### Given instruction
Determine the number of lines that contain the word "name", then state that number and nothing more.

Stored data:
_____
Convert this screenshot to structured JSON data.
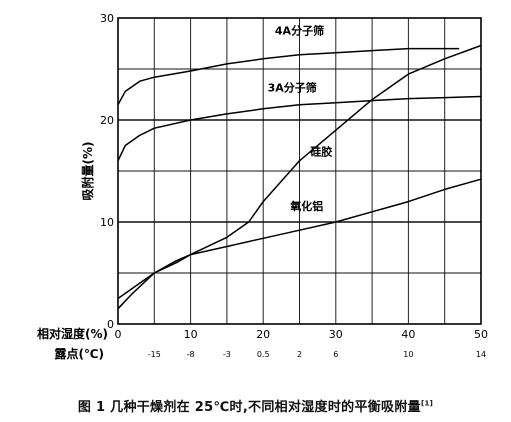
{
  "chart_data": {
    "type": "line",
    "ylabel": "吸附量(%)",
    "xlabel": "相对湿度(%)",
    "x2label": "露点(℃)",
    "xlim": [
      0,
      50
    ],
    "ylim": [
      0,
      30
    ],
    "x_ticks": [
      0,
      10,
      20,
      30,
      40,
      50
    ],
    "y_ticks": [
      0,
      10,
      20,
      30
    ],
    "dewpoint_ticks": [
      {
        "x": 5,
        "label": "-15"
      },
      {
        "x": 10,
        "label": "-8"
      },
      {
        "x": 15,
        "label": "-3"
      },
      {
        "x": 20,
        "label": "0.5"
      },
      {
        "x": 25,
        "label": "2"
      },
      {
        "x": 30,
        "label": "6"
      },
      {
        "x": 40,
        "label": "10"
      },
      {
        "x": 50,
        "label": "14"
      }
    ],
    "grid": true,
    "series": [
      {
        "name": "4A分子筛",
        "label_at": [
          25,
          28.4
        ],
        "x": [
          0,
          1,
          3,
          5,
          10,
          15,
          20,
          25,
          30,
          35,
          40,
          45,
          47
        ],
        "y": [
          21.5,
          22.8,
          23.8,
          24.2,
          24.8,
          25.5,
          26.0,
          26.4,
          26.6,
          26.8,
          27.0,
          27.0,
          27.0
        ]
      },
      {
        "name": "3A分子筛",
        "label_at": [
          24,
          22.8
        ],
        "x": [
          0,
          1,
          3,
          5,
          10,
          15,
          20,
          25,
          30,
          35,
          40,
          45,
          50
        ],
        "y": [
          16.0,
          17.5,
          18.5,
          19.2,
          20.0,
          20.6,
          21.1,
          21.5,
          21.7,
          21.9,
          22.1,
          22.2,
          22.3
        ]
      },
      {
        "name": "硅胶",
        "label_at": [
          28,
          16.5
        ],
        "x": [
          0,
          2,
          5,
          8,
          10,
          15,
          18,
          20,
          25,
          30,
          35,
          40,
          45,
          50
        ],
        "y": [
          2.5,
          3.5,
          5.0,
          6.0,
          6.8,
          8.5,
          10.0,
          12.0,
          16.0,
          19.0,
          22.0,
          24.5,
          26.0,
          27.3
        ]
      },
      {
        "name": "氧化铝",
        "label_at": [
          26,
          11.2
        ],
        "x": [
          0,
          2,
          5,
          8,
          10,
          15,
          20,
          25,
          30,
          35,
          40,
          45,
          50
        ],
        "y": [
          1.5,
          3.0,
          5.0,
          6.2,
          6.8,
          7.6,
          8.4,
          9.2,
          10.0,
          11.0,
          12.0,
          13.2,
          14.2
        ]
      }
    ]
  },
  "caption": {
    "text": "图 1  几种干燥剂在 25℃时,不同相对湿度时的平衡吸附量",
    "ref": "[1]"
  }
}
_____
### Solved problem
4